#### [Brief]
Across all the lines below, how many contain the string "should"? Please reply with the number only.
+-------+
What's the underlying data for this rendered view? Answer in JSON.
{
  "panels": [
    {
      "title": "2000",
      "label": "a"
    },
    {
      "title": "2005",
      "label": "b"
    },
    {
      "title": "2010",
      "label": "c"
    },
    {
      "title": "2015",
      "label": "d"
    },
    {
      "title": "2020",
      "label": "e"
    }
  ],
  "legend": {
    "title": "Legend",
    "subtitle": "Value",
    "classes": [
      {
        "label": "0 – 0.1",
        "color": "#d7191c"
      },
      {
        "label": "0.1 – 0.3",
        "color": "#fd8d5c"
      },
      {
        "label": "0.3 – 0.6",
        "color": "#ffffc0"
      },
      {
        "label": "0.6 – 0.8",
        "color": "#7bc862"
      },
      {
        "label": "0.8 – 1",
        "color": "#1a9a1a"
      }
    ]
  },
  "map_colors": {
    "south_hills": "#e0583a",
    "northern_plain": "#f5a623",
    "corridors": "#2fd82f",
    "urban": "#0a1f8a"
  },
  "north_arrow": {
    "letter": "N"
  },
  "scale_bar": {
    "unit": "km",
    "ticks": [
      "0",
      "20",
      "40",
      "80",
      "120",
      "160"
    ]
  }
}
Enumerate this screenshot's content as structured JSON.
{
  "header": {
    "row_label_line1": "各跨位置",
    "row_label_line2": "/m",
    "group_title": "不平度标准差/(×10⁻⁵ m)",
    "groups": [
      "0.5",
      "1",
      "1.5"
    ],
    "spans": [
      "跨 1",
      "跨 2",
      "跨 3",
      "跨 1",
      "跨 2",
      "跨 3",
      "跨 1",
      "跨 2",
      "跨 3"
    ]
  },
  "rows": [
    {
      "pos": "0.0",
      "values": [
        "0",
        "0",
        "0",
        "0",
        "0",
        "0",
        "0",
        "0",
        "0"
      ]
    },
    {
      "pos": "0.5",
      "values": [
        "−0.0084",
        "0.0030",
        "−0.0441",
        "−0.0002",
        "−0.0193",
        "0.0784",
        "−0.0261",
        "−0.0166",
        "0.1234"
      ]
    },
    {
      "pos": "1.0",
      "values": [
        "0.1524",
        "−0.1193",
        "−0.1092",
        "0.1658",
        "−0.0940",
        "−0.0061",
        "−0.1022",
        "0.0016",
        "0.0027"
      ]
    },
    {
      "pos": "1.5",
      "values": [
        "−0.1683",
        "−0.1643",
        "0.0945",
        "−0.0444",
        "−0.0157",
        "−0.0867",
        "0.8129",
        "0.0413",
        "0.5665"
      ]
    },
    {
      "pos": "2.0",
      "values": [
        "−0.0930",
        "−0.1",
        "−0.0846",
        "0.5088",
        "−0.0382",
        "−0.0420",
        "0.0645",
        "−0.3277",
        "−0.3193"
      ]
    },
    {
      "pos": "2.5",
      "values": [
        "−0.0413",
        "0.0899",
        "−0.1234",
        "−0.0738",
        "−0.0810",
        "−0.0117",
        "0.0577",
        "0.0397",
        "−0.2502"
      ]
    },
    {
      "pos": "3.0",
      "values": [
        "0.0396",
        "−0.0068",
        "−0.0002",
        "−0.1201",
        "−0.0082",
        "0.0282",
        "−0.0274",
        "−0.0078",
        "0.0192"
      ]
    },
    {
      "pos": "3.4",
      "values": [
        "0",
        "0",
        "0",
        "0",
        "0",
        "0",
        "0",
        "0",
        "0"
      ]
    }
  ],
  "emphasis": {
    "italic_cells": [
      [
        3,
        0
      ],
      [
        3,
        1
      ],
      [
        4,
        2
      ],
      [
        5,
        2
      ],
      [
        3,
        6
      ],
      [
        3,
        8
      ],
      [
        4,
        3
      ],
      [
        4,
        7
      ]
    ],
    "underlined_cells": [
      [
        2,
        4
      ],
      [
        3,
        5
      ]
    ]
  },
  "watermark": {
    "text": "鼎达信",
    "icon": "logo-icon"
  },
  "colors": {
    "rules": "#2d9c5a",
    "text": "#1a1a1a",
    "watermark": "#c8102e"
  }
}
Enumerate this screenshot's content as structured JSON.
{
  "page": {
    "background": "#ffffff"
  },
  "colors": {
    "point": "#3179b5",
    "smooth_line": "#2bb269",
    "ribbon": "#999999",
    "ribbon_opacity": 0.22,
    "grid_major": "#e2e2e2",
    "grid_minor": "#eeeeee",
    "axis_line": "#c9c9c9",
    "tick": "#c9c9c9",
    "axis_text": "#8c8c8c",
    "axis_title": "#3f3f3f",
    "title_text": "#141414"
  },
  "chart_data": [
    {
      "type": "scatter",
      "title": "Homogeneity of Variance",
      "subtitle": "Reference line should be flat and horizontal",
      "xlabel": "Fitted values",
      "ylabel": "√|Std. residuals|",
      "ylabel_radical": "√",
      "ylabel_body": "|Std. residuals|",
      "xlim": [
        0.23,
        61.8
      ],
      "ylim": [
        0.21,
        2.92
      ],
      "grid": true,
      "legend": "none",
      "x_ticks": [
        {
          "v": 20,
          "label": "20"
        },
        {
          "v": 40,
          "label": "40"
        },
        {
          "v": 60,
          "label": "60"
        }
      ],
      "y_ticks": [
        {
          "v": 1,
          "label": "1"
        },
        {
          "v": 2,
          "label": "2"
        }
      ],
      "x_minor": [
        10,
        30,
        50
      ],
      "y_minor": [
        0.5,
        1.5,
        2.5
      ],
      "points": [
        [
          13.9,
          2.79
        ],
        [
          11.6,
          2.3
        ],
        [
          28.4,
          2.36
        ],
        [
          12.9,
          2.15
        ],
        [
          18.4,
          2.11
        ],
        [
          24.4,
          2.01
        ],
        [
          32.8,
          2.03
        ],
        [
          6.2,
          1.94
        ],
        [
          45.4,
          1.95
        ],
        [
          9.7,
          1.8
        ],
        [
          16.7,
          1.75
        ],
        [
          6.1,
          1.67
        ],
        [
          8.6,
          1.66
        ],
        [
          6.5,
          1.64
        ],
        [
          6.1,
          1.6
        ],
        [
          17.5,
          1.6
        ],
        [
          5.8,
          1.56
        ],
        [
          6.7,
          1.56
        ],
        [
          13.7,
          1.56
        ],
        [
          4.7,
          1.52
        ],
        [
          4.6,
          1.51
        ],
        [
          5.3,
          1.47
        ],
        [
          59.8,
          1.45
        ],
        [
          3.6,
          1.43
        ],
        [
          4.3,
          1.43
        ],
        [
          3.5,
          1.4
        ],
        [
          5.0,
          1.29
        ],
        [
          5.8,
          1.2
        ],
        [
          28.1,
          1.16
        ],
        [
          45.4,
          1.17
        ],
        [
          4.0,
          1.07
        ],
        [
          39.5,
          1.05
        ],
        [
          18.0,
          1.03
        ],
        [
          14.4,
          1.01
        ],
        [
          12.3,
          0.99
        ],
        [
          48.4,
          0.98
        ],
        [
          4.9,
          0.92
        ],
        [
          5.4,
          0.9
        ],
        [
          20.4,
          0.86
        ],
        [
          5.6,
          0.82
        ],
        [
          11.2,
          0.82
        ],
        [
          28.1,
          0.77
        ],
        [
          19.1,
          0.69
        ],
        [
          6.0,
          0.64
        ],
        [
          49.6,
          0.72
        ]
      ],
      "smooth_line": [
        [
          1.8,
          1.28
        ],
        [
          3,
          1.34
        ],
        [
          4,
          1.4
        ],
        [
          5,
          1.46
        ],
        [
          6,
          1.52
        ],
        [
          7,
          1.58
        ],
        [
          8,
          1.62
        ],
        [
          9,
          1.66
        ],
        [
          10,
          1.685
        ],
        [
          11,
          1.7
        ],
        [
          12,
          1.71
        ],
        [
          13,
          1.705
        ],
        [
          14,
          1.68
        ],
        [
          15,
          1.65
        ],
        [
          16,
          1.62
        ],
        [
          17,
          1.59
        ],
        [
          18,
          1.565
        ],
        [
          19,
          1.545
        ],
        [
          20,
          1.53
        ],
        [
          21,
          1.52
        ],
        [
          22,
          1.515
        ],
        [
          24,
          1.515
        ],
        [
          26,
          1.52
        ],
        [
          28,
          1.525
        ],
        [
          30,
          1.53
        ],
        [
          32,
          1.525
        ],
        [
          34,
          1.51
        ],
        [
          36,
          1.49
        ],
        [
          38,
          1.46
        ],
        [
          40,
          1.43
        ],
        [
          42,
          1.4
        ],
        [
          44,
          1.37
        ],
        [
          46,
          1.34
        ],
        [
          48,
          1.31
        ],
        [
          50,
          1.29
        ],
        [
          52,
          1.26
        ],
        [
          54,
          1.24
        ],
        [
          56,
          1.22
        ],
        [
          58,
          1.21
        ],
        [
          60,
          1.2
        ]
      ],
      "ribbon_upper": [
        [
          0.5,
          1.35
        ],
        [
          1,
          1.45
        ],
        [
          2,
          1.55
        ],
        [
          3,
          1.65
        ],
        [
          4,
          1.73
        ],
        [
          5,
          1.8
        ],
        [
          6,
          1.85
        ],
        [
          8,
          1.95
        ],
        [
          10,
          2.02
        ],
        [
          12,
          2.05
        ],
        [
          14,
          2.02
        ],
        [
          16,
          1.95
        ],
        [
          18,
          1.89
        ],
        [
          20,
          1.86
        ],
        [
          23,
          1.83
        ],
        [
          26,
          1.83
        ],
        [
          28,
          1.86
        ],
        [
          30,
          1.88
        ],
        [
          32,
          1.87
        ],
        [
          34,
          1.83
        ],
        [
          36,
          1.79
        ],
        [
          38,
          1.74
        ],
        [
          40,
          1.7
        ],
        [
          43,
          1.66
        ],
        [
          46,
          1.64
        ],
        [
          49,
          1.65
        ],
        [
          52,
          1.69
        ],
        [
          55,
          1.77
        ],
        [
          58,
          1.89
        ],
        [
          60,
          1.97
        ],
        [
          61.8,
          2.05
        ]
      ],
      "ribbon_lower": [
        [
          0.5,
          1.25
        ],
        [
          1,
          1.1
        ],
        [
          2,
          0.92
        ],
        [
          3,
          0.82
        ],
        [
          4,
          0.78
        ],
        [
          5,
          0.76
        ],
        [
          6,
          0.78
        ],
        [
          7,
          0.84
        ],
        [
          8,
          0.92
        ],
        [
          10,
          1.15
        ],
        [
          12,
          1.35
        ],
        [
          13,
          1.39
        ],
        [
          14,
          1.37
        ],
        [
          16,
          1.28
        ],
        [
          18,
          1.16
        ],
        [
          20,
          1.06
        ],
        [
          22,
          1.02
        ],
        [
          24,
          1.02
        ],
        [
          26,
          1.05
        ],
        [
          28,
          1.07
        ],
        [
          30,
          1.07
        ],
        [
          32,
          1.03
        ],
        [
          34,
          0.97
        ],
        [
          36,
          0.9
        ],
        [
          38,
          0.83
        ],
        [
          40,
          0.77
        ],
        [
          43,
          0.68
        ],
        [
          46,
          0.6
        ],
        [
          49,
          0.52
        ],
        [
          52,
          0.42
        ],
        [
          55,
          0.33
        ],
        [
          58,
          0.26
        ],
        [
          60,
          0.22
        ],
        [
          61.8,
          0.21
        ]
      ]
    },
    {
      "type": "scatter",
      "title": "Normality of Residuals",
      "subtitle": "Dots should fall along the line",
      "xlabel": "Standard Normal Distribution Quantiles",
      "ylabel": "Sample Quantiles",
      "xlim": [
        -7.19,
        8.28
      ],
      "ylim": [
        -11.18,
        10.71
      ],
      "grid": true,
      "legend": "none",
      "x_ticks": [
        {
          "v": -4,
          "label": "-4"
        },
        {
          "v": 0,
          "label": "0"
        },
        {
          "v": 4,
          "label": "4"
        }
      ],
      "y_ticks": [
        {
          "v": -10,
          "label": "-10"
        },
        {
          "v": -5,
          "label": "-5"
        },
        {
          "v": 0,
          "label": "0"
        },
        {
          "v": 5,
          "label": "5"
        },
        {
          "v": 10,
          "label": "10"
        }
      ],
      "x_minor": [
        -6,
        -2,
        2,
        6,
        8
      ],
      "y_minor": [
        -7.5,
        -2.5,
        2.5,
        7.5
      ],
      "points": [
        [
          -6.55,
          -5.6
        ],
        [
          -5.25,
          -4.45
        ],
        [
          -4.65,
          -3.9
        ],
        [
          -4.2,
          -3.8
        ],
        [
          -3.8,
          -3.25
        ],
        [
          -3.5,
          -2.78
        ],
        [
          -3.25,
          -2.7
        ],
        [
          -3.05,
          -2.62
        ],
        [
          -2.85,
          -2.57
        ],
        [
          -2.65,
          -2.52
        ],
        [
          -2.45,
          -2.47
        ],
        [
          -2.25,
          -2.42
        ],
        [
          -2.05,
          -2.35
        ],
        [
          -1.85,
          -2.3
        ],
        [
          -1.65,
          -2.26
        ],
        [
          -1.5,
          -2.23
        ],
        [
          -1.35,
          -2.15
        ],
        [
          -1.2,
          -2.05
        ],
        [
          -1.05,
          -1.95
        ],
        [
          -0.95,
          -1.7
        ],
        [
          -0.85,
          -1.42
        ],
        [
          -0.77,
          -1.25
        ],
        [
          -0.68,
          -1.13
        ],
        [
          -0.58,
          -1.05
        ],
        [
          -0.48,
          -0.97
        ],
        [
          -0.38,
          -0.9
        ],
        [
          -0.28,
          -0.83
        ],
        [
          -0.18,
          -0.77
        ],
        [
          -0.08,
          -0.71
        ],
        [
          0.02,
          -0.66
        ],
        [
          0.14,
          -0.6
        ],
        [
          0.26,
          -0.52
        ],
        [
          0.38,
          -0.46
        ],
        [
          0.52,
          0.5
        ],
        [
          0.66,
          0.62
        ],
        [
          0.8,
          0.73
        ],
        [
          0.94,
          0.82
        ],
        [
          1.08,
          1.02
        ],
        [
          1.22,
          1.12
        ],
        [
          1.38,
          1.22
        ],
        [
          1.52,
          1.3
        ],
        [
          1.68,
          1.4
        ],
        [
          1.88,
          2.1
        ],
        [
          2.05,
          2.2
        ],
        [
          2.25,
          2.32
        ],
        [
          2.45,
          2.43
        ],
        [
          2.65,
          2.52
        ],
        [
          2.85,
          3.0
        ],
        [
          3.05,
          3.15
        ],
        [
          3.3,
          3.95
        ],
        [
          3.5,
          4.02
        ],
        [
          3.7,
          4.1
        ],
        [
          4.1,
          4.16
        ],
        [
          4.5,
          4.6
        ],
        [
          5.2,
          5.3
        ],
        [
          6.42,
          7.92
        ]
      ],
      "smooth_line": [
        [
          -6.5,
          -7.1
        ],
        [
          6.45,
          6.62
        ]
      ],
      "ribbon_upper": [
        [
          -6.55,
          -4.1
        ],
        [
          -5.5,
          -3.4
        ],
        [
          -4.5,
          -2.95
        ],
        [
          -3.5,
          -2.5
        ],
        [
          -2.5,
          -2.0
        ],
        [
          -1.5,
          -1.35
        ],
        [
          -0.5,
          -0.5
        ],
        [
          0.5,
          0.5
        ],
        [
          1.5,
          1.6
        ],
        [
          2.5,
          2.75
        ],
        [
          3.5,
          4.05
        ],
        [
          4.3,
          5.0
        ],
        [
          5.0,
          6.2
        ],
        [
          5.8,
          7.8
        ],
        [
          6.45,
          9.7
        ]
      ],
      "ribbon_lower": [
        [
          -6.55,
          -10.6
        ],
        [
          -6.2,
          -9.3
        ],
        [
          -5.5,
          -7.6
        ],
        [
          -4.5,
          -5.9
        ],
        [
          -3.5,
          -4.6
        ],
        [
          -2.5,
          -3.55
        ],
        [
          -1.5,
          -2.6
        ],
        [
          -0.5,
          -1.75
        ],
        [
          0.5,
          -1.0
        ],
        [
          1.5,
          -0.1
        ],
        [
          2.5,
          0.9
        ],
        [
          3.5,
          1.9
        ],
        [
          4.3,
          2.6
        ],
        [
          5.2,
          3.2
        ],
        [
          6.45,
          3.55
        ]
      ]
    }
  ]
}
+-------+
#### [Output below]
2